◆ **PROBLEM REQUIREMENTS**
Copy out each line featuring the string "ylabel" from the entries beneath.

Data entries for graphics
○ ○ ○ ○
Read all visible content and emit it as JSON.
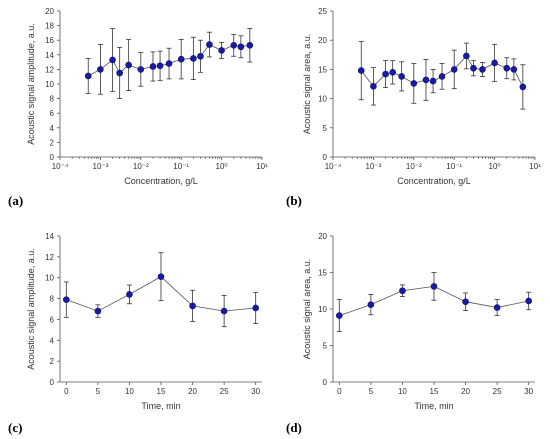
{
  "colors": {
    "marker": "#1a1aa6",
    "line": "#555555",
    "errorbar": "#333333",
    "axis": "#555555",
    "text": "#333333"
  },
  "chart_data": [
    {
      "panel": "(a)",
      "type": "scatter",
      "xscale": "log",
      "xlim": [
        0.0001,
        10
      ],
      "ylim": [
        0,
        20
      ],
      "yticks": [
        0,
        2,
        4,
        6,
        8,
        10,
        12,
        14,
        16,
        18,
        20
      ],
      "xtick_labels": [
        "10⁻⁴",
        "10⁻³",
        "10⁻²",
        "10⁻¹",
        "10⁰",
        "10¹"
      ],
      "xlabel": "Concentration, g/L",
      "ylabel": "Acoustic signal amplitude,  a.u.",
      "grid": false,
      "series": [
        {
          "x": [
            0.0005,
            0.001,
            0.002,
            0.003,
            0.005,
            0.01,
            0.02,
            0.03,
            0.05,
            0.1,
            0.2,
            0.3,
            0.5,
            1,
            2,
            3,
            5
          ],
          "y": [
            11.1,
            12.0,
            13.3,
            11.5,
            12.6,
            12.0,
            12.4,
            12.5,
            12.8,
            13.4,
            13.5,
            13.8,
            15.4,
            14.6,
            15.3,
            15.1,
            15.3
          ],
          "err": [
            2.4,
            3.4,
            4.3,
            3.5,
            3.5,
            2.3,
            2.0,
            2.0,
            2.1,
            2.7,
            2.9,
            2.2,
            1.7,
            1.1,
            1.5,
            1.5,
            2.3
          ]
        }
      ]
    },
    {
      "panel": "(b)",
      "type": "scatter",
      "xscale": "log",
      "xlim": [
        0.0001,
        10
      ],
      "ylim": [
        0,
        25
      ],
      "yticks": [
        0,
        5,
        10,
        15,
        20,
        25
      ],
      "xtick_labels": [
        "10⁻⁴",
        "10⁻³",
        "10⁻²",
        "10⁻¹",
        "10⁰",
        "10¹"
      ],
      "xlabel": "Concentration, g/L",
      "ylabel": "Acoustic signal area,  a.u.",
      "grid": false,
      "series": [
        {
          "x": [
            0.0005,
            0.001,
            0.002,
            0.003,
            0.005,
            0.01,
            0.02,
            0.03,
            0.05,
            0.1,
            0.2,
            0.3,
            0.5,
            1,
            2,
            3,
            5
          ],
          "y": [
            14.8,
            12.1,
            14.2,
            14.5,
            13.8,
            12.6,
            13.2,
            13.0,
            13.8,
            15.0,
            17.3,
            15.2,
            15.0,
            16.1,
            15.2,
            15.0,
            12.0
          ],
          "err": [
            5.0,
            3.2,
            2.3,
            2.0,
            2.5,
            3.4,
            3.5,
            2.0,
            2.2,
            3.3,
            2.2,
            1.3,
            1.2,
            3.2,
            1.8,
            1.8,
            3.8
          ]
        }
      ]
    },
    {
      "panel": "(c)",
      "type": "scatter",
      "xscale": "linear",
      "xlim": [
        -1,
        31
      ],
      "ylim": [
        0,
        14
      ],
      "xticks": [
        0,
        5,
        10,
        15,
        20,
        25,
        30
      ],
      "yticks": [
        0,
        2,
        4,
        6,
        8,
        10,
        12,
        14
      ],
      "xlabel": "Time, min",
      "ylabel": "Acoustic signal amplitude, a.u.",
      "grid": false,
      "series": [
        {
          "x": [
            0,
            5,
            10,
            15,
            20,
            25,
            30
          ],
          "y": [
            7.9,
            6.8,
            8.4,
            10.1,
            7.3,
            6.8,
            7.1
          ],
          "err": [
            1.7,
            0.6,
            0.9,
            2.3,
            1.5,
            1.5,
            1.5
          ]
        }
      ]
    },
    {
      "panel": "(d)",
      "type": "scatter",
      "xscale": "linear",
      "xlim": [
        -1,
        31
      ],
      "ylim": [
        0,
        20
      ],
      "xticks": [
        0,
        5,
        10,
        15,
        20,
        25,
        30
      ],
      "yticks": [
        0,
        5,
        10,
        15,
        20
      ],
      "xlabel": "Time, min",
      "ylabel": "Acoustic signal area,  a.u.",
      "grid": false,
      "series": [
        {
          "x": [
            0,
            5,
            10,
            15,
            20,
            25,
            30
          ],
          "y": [
            9.1,
            10.6,
            12.5,
            13.1,
            11.0,
            10.2,
            11.1
          ],
          "err": [
            2.2,
            1.4,
            0.8,
            1.9,
            1.2,
            1.1,
            1.2
          ]
        }
      ]
    }
  ]
}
○ ○ ○ ○
◆ **ANSWER TO THE PROBLEM**
      "ylabel": "Acoustic signal amplitude,  a.u.",
      "ylabel": "Acoustic signal area,  a.u.",
      "ylabel": "Acoustic signal amplitude, a.u.",
      "ylabel": "Acoustic signal area,  a.u.",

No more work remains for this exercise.